» **THE TASK**:
Your task is to print every entry below exactly as given.

» **RECORDS PROVIDED**:
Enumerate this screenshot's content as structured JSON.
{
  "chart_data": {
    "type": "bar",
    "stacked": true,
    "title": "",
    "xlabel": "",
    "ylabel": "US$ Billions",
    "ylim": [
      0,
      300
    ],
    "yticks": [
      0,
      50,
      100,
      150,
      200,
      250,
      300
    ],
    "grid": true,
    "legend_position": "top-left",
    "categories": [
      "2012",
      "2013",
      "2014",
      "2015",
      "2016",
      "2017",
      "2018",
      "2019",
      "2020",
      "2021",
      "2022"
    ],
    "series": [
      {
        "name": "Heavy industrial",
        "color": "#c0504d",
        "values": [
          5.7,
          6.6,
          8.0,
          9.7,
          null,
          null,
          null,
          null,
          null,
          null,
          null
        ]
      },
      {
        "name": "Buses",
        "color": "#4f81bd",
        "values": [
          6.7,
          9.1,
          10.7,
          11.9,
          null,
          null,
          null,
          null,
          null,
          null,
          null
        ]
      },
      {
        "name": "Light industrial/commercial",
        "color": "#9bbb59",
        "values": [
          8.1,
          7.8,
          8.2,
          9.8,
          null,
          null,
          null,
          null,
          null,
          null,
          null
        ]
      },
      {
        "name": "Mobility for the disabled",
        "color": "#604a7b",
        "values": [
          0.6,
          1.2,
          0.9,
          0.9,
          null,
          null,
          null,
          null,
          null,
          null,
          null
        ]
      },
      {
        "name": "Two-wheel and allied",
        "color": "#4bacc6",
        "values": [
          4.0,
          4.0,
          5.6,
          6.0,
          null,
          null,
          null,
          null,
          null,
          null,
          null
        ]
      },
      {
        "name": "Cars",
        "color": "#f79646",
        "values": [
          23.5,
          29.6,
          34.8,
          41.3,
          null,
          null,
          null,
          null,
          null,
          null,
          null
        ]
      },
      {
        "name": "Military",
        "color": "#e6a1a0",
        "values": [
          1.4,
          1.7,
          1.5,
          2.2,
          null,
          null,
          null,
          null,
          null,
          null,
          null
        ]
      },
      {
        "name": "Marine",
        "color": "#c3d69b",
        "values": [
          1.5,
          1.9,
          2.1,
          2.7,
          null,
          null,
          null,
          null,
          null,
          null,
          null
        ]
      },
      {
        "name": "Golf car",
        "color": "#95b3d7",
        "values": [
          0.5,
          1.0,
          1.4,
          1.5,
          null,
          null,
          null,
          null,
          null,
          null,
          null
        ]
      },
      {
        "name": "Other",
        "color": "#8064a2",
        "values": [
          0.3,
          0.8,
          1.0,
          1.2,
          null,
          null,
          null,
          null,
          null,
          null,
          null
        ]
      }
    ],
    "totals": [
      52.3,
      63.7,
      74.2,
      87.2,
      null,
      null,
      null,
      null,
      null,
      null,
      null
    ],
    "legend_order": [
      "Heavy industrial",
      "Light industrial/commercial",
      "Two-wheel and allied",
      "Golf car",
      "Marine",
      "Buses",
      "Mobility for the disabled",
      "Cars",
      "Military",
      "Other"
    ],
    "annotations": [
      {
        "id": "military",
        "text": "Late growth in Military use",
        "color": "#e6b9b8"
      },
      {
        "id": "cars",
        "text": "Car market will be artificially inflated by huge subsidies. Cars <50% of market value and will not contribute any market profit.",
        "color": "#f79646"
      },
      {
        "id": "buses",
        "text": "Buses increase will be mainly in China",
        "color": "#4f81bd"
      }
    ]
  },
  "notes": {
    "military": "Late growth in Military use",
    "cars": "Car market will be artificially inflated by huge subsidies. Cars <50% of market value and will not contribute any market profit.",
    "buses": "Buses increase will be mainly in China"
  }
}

» **RESULT**:
Enumerate this screenshot's content as structured JSON.
{
  "chart_data": {
    "type": "bar",
    "stacked": true,
    "title": "",
    "xlabel": "",
    "ylabel": "US$ Billions",
    "ylim": [
      0,
      300
    ],
    "yticks": [
      0,
      50,
      100,
      150,
      200,
      250,
      300
    ],
    "grid": true,
    "legend_position": "top-left",
    "categories": [
      "2012",
      "2013",
      "2014",
      "2015",
      "2016",
      "2017",
      "2018",
      "2019",
      "2020",
      "2021",
      "2022"
    ],
    "series": [
      {
        "name": "Heavy industrial",
        "color": "#c0504d",
        "values": [
          5.7,
          6.6,
          8.0,
          9.7,
          null,
          null,
          null,
          null,
          null,
          null,
          null
        ]
      },
      {
        "name": "Buses",
        "color": "#4f81bd",
        "values": [
          6.7,
          9.1,
          10.7,
          11.9,
          null,
          null,
          null,
          null,
          null,
          null,
          null
        ]
      },
      {
        "name": "Light industrial/commercial",
        "color": "#9bbb59",
        "values": [
          8.1,
          7.8,
          8.2,
          9.8,
          null,
          null,
          null,
          null,
          null,
          null,
          null
        ]
      },
      {
        "name": "Mobility for the disabled",
        "color": "#604a7b",
        "values": [
          0.6,
          1.2,
          0.9,
          0.9,
          null,
          null,
          null,
          null,
          null,
          null,
          null
        ]
      },
      {
        "name": "Two-wheel and allied",
        "color": "#4bacc6",
        "values": [
          4.0,
          4.0,
          5.6,
          6.0,
          null,
          null,
          null,
          null,
          null,
          null,
          null
        ]
      },
      {
        "name": "Cars",
        "color": "#f79646",
        "values": [
          23.5,
          29.6,
          34.8,
          41.3,
          null,
          null,
          null,
          null,
          null,
          null,
          null
        ]
      },
      {
        "name": "Military",
        "color": "#e6a1a0",
        "values": [
          1.4,
          1.7,
          1.5,
          2.2,
          null,
          null,
          null,
          null,
          null,
          null,
          null
        ]
      },
      {
        "name": "Marine",
        "color": "#c3d69b",
        "values": [
          1.5,
          1.9,
          2.1,
          2.7,
          null,
          null,
          null,
          null,
          null,
          null,
          null
        ]
      },
      {
        "name": "Golf car",
        "color": "#95b3d7",
        "values": [
          0.5,
          1.0,
          1.4,
          1.5,
          null,
          null,
          null,
          null,
          null,
          null,
          null
        ]
      },
      {
        "name": "Other",
        "color": "#8064a2",
        "values": [
          0.3,
          0.8,
          1.0,
          1.2,
          null,
          null,
          null,
          null,
          null,
          null,
          null
        ]
      }
    ],
    "totals": [
      52.3,
      63.7,
      74.2,
      87.2,
      null,
      null,
      null,
      null,
      null,
      null,
      null
    ],
    "legend_order": [
      "Heavy industrial",
      "Light industrial/commercial",
      "Two-wheel and allied",
      "Golf car",
      "Marine",
      "Buses",
      "Mobility for the disabled",
      "Cars",
      "Military",
      "Other"
    ],
    "annotations": [
      {
        "id": "military",
        "text": "Late growth in Military use",
        "color": "#e6b9b8"
      },
      {
        "id": "cars",
        "text": "Car market will be artificially inflated by huge subsidies. Cars <50% of market value and will not contribute any market profit.",
        "color": "#f79646"
      },
      {
        "id": "buses",
        "text": "Buses increase will be mainly in China",
        "color": "#4f81bd"
      }
    ]
  },
  "notes": {
    "military": "Late growth in Military use",
    "cars": "Car market will be artificially inflated by huge subsidies. Cars <50% of market value and will not contribute any market profit.",
    "buses": "Buses increase will be mainly in China"
  }
}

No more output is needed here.